=== PROBLEM REQUIREMENTS ===
Extract each line from the entries below that has the string "чисел" in it.

Dataset records
::::::

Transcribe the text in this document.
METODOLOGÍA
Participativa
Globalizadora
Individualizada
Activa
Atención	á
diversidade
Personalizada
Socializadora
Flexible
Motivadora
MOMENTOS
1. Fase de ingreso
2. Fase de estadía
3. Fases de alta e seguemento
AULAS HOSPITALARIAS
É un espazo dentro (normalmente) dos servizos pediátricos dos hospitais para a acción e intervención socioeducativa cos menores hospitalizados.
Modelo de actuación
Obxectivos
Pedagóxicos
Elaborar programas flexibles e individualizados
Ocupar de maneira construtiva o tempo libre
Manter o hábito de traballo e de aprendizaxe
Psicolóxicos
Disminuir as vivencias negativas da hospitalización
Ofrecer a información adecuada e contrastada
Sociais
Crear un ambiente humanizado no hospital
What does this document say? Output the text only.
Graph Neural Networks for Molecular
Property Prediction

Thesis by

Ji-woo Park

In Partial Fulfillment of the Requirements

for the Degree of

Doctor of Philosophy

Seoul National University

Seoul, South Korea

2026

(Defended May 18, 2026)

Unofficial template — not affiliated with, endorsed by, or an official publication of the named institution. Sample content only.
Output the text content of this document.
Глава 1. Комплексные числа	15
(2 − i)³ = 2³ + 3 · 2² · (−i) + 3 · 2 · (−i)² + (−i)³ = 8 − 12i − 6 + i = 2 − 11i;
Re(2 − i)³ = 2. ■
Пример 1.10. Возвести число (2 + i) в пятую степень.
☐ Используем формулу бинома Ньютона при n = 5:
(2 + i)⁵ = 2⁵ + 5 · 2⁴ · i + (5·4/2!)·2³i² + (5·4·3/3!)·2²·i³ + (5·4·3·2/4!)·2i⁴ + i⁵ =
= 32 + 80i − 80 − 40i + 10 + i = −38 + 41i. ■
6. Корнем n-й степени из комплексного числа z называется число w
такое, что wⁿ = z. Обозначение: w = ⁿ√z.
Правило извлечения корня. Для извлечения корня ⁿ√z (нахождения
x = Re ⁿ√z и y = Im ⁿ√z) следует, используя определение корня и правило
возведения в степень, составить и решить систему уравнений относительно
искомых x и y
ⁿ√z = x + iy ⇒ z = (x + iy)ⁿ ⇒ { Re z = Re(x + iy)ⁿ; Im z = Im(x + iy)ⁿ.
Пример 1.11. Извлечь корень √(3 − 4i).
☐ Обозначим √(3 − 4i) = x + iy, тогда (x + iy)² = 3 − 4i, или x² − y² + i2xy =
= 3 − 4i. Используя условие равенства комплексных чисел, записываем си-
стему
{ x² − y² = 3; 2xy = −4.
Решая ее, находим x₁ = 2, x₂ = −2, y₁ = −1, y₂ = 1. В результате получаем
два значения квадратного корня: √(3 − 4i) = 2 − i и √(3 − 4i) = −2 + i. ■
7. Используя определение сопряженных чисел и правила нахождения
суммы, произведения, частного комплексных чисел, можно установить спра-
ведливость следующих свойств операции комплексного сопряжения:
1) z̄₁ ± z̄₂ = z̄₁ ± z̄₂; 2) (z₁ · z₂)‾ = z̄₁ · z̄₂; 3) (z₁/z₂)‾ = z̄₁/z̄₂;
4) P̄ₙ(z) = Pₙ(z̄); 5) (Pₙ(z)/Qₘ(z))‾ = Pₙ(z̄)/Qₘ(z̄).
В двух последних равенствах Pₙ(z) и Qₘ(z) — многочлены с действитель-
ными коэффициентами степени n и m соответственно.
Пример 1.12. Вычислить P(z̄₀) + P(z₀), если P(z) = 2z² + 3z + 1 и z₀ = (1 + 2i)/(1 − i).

::::::

=== FINISHED TASK ===
= 3 − 4i. Используя условие равенства комплексных чисел, записываем си-
7. Используя определение сопряженных чисел и правила нахождения
суммы, произведения, частного комплексных чисел, можно установить спра-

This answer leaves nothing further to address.